* _PROBLEM STATEMENT_
Read the lines below and count those that have the word "реакция". Respond with the number only.

* _DATA SHOWN_
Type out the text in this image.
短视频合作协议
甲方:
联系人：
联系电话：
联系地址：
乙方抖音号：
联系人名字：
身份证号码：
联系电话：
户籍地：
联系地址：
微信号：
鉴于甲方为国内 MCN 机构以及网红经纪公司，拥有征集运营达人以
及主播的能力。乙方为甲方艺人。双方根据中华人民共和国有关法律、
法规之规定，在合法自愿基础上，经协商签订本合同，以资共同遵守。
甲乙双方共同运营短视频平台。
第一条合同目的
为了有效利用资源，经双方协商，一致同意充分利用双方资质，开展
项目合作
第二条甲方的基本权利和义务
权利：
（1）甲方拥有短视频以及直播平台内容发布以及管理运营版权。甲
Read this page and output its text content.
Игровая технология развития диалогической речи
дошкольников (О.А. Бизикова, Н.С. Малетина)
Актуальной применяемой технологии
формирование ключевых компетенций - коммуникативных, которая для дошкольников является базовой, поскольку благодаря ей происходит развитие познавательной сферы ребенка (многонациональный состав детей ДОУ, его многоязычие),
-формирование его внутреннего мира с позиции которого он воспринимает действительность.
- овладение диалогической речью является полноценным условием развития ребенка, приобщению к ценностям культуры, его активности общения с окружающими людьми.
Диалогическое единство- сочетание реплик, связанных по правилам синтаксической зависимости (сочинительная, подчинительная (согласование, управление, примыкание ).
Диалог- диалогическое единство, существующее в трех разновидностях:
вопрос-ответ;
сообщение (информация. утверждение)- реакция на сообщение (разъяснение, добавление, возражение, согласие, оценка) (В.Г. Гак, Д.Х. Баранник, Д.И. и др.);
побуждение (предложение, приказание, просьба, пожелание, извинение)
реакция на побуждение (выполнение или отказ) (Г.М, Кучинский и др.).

* _EXERCISE ANSWER_
2